* PROBLEM
From the listing below, pull out all lines with "товара" in them.

Data entries
** BEGIN **

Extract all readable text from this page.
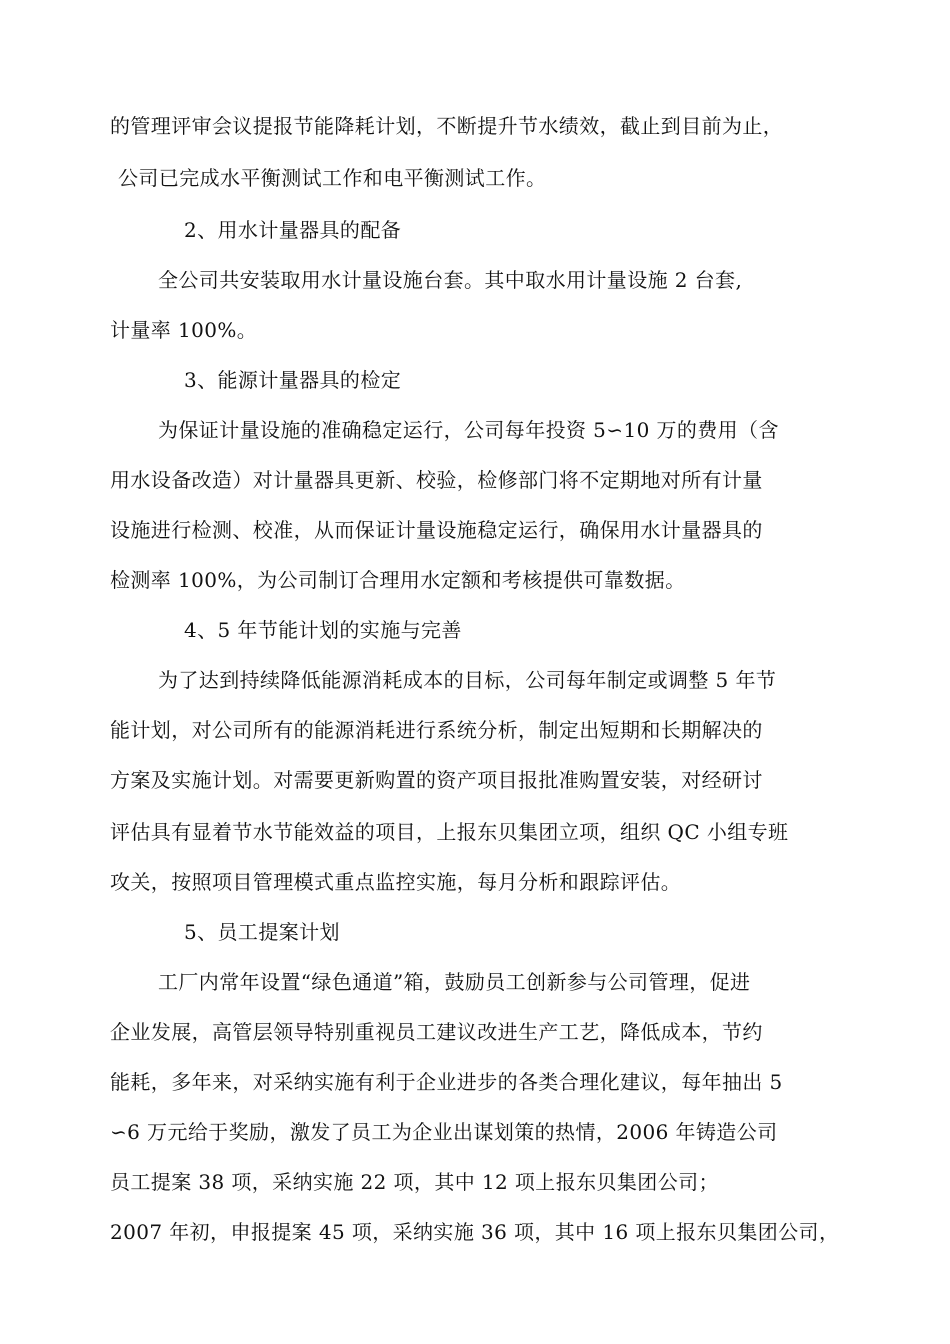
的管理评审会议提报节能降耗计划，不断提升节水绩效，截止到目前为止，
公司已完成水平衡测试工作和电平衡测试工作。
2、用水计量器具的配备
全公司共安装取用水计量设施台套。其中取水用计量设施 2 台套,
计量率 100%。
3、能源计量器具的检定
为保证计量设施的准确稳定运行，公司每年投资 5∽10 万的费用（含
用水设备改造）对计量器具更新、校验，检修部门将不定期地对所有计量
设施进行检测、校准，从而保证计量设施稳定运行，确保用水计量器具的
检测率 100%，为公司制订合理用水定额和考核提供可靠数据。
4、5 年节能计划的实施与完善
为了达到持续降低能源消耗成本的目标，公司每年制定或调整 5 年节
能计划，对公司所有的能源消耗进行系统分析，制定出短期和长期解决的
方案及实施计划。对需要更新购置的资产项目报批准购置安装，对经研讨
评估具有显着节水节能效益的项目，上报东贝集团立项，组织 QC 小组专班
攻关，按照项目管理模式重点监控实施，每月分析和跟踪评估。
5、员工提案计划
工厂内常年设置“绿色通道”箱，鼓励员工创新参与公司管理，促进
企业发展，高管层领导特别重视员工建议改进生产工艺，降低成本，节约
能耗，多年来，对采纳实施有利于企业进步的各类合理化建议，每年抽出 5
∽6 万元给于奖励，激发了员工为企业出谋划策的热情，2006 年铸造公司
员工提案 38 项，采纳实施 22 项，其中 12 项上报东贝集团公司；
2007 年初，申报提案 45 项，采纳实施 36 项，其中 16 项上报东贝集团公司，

** END **
** BEGIN **

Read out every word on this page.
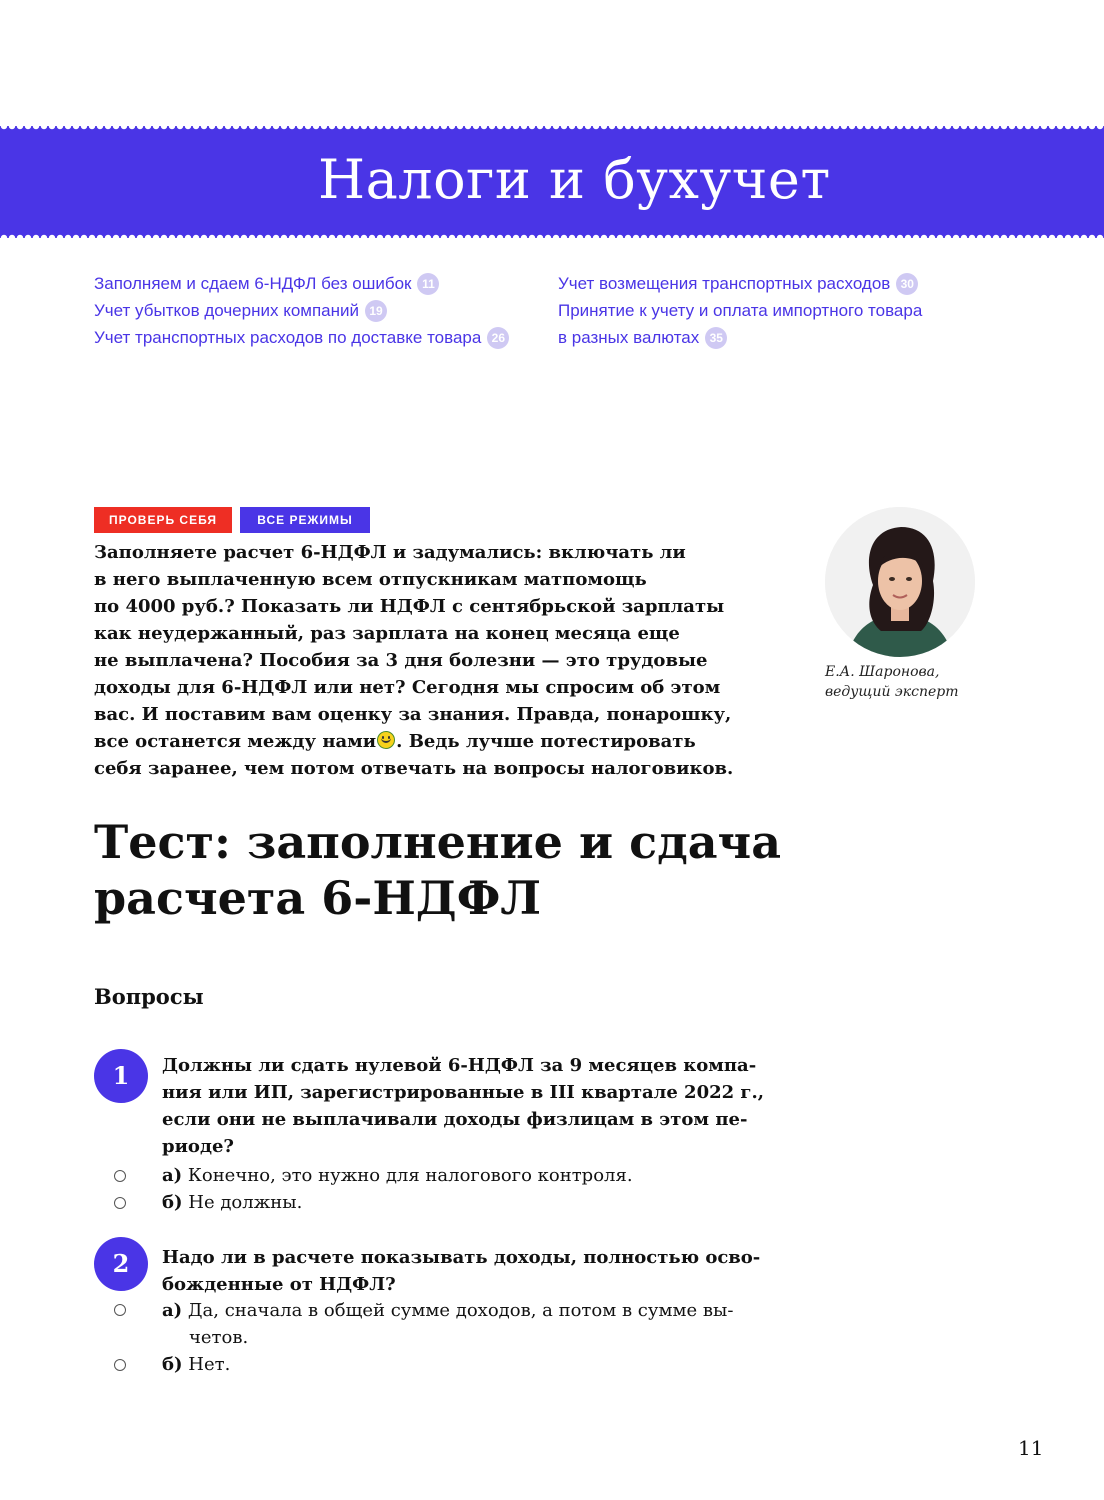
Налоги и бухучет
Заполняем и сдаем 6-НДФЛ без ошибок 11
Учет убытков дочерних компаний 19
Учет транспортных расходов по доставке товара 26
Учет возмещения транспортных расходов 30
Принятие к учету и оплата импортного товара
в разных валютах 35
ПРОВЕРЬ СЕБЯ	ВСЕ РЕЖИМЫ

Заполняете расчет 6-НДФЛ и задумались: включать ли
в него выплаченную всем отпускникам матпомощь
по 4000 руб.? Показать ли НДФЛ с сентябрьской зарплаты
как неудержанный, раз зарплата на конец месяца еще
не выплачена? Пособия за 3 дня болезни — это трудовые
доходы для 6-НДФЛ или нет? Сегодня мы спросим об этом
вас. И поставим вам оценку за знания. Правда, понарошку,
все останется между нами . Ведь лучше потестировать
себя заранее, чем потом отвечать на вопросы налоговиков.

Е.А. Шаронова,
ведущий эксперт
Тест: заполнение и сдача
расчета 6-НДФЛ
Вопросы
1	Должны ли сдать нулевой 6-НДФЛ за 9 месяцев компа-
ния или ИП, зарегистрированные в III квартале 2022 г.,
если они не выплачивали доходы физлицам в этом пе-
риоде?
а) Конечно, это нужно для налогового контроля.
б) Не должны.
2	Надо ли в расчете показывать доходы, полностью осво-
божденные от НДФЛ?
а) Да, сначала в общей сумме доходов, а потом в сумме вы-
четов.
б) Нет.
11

** END **
** BEGIN **

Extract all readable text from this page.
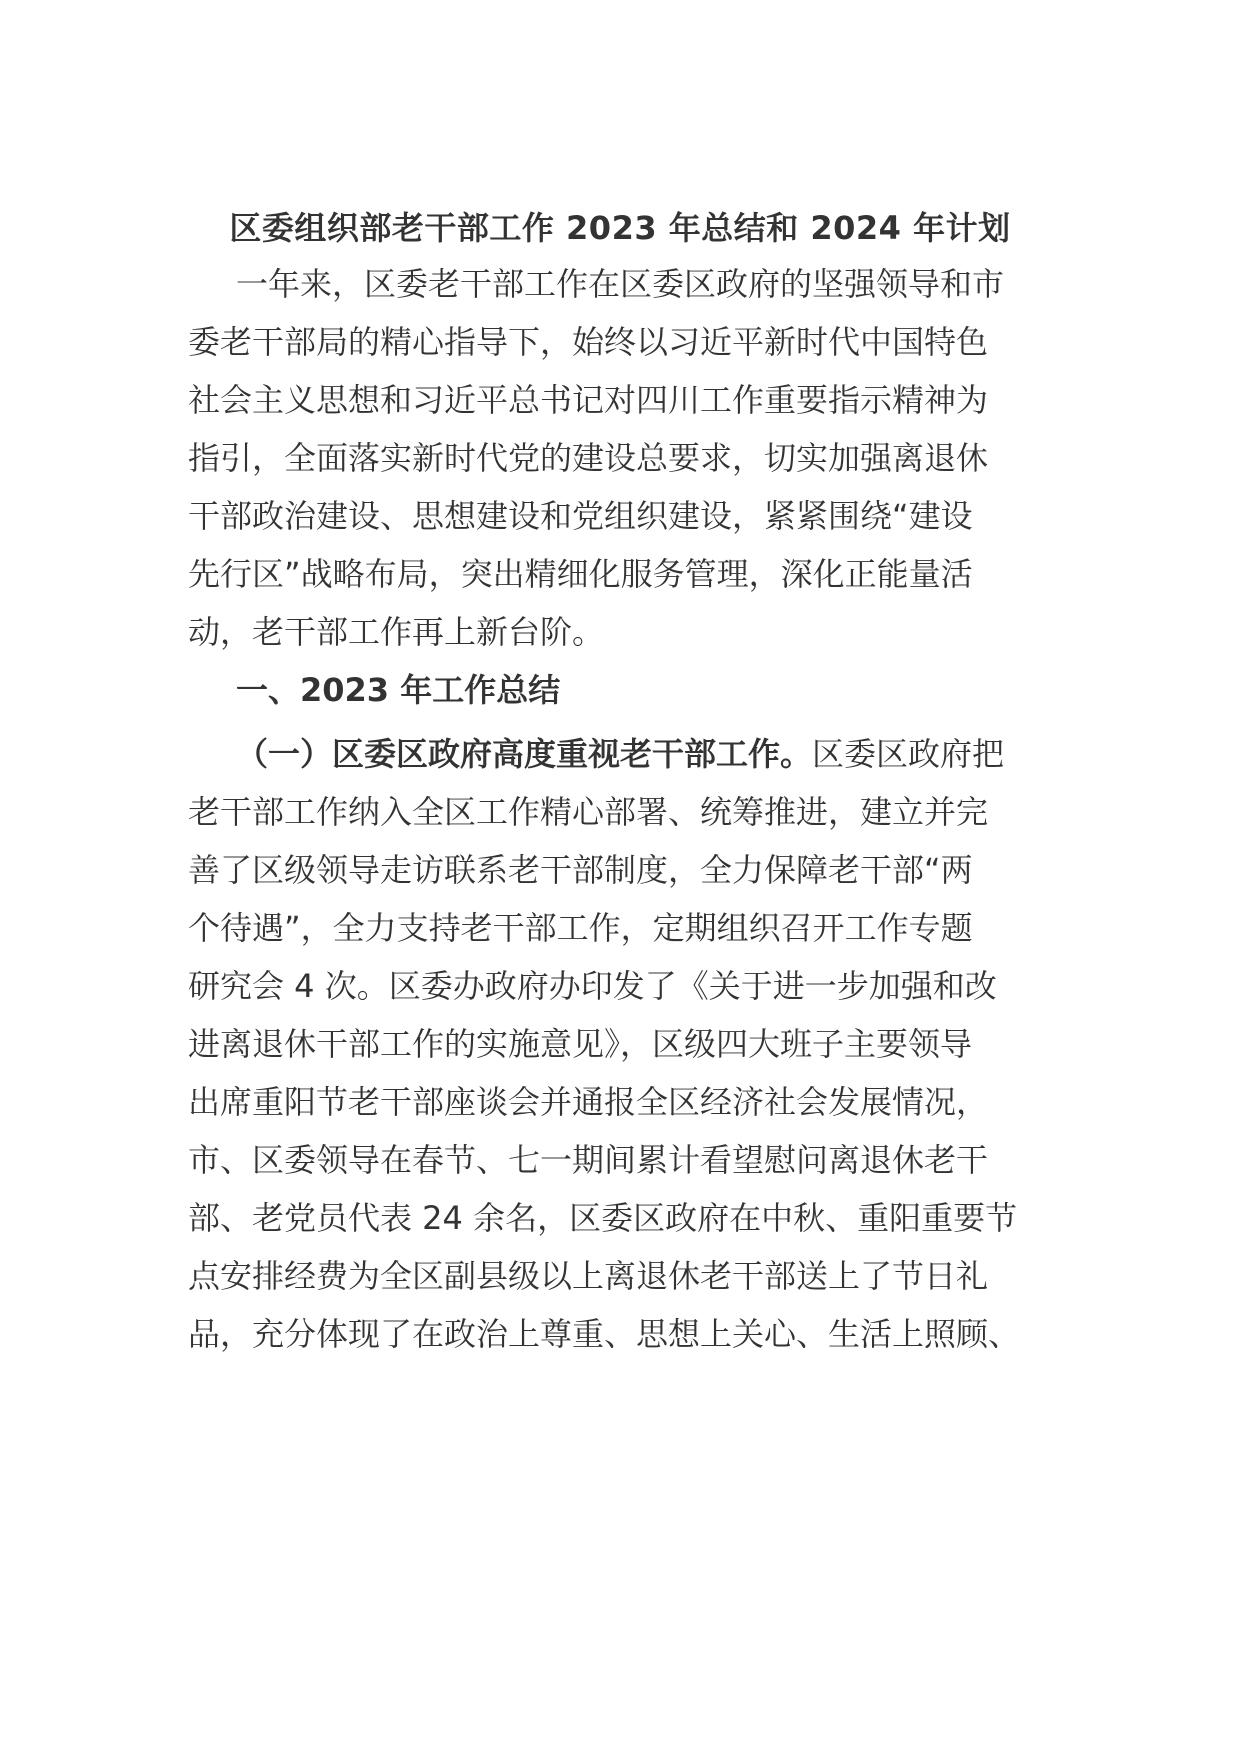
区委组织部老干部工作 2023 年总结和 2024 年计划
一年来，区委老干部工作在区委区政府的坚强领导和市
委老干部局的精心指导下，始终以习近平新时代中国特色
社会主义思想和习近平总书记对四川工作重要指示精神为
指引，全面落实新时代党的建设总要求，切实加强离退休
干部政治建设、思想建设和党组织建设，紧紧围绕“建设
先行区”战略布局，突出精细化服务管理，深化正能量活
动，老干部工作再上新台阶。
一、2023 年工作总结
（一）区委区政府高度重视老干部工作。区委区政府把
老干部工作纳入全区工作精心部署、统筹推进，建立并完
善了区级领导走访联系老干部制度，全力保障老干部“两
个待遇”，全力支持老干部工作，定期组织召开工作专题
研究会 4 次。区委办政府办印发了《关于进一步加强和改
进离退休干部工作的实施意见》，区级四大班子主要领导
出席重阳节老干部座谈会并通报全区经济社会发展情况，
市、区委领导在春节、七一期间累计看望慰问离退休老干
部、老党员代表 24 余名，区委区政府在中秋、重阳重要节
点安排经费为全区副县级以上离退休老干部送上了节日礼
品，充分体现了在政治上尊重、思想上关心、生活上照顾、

** END **

* WRITTEN SOLUTION
Учет транспортных расходов по доставке товара 26
Принятие к учету и оплата импортного товара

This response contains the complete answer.